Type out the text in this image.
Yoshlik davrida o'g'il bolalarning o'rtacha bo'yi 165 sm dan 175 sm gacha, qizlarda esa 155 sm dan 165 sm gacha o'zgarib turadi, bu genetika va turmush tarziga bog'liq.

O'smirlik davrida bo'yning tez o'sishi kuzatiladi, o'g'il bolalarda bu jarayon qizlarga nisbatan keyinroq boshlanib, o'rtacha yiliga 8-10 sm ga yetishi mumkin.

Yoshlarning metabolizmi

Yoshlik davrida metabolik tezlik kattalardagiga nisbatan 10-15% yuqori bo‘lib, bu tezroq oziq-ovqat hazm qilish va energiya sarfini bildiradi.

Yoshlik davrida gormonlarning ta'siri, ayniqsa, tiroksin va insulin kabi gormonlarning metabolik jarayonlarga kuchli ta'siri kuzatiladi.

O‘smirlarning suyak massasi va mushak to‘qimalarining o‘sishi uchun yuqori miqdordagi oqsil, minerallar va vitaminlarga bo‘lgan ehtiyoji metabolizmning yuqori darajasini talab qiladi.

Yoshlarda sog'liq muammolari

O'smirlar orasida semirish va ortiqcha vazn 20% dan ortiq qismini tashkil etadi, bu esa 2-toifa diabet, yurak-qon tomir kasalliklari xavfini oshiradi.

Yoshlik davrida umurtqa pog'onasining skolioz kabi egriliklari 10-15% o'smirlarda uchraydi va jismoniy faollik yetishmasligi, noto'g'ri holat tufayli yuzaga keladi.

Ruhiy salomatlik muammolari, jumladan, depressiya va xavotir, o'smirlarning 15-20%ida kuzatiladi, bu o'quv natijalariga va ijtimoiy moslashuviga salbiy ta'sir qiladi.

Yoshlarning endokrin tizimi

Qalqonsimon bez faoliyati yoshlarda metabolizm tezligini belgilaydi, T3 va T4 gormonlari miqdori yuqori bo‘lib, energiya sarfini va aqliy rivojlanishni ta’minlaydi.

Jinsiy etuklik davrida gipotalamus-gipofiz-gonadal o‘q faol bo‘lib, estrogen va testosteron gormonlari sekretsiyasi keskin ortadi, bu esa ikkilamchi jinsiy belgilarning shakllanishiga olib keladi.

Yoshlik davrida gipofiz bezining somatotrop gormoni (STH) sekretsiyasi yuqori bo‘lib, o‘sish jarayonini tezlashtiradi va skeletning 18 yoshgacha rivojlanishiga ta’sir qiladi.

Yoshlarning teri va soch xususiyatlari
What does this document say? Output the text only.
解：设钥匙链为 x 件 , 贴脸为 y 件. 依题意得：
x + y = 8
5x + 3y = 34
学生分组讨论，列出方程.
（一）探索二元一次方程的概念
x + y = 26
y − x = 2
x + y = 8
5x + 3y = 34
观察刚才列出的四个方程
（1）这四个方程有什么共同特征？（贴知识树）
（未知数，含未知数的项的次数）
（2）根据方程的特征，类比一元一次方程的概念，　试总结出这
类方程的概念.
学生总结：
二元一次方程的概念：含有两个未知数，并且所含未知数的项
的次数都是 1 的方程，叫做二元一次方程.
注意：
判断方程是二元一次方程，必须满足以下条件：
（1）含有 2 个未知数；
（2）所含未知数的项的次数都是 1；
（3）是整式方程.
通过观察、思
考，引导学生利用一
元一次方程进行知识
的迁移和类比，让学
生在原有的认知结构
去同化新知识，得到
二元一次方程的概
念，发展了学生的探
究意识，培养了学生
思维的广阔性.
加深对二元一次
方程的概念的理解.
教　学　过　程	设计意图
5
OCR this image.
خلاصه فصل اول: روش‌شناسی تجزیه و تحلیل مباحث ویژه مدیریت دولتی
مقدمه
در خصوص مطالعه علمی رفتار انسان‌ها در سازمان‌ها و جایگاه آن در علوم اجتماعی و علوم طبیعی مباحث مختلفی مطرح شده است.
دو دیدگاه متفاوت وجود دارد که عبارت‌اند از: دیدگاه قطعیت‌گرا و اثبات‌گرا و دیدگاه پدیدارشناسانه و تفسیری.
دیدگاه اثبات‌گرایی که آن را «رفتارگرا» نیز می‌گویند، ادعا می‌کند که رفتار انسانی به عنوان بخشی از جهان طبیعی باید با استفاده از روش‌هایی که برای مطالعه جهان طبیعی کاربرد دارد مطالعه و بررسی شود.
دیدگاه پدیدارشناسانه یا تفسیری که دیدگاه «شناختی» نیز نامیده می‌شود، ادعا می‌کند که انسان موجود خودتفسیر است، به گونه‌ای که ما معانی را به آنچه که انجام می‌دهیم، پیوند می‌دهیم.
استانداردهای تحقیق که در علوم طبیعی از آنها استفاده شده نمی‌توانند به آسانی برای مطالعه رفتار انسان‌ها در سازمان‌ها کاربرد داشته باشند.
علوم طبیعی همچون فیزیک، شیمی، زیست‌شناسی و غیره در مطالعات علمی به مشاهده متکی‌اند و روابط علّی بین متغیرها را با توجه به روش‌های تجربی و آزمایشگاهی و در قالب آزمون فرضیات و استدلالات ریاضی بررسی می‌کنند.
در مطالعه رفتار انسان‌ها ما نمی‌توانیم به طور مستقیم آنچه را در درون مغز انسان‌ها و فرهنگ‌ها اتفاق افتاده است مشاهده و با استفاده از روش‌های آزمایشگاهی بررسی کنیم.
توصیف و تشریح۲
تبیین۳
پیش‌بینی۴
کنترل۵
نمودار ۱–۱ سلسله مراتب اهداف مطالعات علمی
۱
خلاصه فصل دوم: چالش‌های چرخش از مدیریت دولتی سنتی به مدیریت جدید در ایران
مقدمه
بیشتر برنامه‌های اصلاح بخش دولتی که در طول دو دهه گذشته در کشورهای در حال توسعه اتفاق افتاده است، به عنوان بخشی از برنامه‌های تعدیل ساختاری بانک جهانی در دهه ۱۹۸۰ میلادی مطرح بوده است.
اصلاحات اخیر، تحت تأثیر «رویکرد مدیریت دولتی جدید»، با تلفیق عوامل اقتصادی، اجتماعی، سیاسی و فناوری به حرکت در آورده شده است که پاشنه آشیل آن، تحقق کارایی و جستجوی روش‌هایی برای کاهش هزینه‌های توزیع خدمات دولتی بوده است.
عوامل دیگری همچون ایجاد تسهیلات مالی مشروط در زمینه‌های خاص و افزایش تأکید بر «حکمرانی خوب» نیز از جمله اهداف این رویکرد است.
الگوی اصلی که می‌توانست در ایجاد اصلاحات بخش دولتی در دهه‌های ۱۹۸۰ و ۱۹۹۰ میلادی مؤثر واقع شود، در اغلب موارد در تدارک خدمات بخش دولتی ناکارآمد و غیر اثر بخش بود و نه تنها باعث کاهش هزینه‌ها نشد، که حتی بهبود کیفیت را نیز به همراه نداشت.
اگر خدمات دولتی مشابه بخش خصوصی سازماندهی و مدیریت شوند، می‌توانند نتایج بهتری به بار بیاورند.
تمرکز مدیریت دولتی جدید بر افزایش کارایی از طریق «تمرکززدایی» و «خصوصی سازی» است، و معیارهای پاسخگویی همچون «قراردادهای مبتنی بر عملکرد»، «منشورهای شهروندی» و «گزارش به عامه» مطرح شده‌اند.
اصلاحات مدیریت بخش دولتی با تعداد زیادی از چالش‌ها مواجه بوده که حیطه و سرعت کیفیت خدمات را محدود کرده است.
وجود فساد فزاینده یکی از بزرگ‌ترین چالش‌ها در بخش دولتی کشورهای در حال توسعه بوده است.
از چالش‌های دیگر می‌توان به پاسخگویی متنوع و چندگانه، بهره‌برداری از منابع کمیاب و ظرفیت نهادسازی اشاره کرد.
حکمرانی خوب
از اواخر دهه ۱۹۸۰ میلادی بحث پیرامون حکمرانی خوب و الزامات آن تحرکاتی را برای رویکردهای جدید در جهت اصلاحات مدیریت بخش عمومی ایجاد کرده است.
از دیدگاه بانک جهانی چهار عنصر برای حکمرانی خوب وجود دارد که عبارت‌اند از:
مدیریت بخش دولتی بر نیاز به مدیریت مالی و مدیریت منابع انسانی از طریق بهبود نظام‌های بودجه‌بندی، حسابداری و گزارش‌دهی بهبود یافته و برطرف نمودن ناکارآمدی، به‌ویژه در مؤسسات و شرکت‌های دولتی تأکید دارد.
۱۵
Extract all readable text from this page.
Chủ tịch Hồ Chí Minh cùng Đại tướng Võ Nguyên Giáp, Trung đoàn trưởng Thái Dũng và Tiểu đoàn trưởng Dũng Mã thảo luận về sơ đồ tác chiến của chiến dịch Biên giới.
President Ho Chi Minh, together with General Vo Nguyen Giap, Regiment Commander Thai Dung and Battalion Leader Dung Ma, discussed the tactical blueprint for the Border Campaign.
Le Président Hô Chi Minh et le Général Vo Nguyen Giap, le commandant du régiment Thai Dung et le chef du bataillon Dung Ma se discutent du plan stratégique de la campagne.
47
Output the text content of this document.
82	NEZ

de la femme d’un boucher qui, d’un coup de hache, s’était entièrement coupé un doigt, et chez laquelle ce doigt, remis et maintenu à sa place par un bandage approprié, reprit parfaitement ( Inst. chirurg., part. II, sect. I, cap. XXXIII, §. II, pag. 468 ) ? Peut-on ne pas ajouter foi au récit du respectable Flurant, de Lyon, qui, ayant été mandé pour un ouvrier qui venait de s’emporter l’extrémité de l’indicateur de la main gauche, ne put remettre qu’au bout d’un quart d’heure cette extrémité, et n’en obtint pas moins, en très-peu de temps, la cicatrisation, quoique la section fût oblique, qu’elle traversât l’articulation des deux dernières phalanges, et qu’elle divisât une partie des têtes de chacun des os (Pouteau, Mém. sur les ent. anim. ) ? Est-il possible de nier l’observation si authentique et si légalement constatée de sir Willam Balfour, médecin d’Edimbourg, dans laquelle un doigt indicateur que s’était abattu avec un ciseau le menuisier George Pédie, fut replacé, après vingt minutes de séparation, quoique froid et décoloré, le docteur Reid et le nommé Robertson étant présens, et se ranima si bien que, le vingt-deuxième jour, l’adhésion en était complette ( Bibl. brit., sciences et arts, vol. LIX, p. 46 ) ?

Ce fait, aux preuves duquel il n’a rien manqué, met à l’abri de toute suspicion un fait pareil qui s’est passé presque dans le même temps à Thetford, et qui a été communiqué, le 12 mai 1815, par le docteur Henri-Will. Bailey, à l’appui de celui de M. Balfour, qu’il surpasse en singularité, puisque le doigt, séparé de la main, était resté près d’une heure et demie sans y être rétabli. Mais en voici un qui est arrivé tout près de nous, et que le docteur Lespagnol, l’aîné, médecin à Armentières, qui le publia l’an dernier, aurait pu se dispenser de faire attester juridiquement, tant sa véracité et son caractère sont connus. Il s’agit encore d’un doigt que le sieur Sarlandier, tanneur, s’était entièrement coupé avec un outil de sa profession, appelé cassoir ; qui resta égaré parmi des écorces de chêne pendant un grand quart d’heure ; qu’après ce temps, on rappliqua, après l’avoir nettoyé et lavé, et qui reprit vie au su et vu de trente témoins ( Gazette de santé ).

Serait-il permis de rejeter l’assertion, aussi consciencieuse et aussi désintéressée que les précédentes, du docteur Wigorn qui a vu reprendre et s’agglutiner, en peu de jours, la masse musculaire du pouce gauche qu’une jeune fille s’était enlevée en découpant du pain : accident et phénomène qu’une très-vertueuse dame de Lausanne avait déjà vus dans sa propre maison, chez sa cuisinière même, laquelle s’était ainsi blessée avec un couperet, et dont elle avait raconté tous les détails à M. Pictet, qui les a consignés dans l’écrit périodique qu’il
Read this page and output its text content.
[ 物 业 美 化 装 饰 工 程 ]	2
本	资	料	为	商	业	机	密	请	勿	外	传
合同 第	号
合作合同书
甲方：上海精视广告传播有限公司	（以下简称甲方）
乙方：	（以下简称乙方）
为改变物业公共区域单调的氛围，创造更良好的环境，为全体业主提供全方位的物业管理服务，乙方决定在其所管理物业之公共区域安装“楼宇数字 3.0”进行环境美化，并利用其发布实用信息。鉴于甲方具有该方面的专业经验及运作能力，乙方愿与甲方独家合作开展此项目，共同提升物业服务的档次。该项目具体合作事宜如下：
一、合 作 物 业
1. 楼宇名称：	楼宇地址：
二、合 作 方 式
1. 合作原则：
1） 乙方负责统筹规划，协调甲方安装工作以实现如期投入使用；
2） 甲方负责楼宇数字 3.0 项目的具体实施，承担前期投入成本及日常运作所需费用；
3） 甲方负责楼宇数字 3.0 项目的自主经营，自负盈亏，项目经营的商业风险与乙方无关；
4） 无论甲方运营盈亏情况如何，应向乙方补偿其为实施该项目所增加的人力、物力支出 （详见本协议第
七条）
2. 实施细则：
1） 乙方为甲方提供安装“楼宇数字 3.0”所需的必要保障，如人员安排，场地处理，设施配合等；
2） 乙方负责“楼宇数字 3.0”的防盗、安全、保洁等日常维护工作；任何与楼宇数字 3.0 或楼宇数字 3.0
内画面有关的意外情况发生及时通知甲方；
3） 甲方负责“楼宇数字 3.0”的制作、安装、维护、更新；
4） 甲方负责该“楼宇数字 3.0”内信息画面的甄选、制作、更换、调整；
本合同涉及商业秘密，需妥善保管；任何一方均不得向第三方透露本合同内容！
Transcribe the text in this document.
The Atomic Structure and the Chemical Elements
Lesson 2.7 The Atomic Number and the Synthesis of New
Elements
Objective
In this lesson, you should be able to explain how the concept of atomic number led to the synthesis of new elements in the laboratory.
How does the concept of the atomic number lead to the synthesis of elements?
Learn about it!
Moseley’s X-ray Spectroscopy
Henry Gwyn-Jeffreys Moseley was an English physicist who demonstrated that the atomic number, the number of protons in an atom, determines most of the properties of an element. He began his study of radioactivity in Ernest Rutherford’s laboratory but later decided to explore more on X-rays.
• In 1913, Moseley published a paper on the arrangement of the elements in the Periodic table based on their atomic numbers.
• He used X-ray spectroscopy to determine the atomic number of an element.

- _Direction_: Extract each line from the listing that holds the word "concept".

- _The reply_:
In this lesson, you should be able to explain how the concept of atomic number led to the synthesis of new elements in the laboratory.
How does the concept of the atomic number lead to the synthesis of elements?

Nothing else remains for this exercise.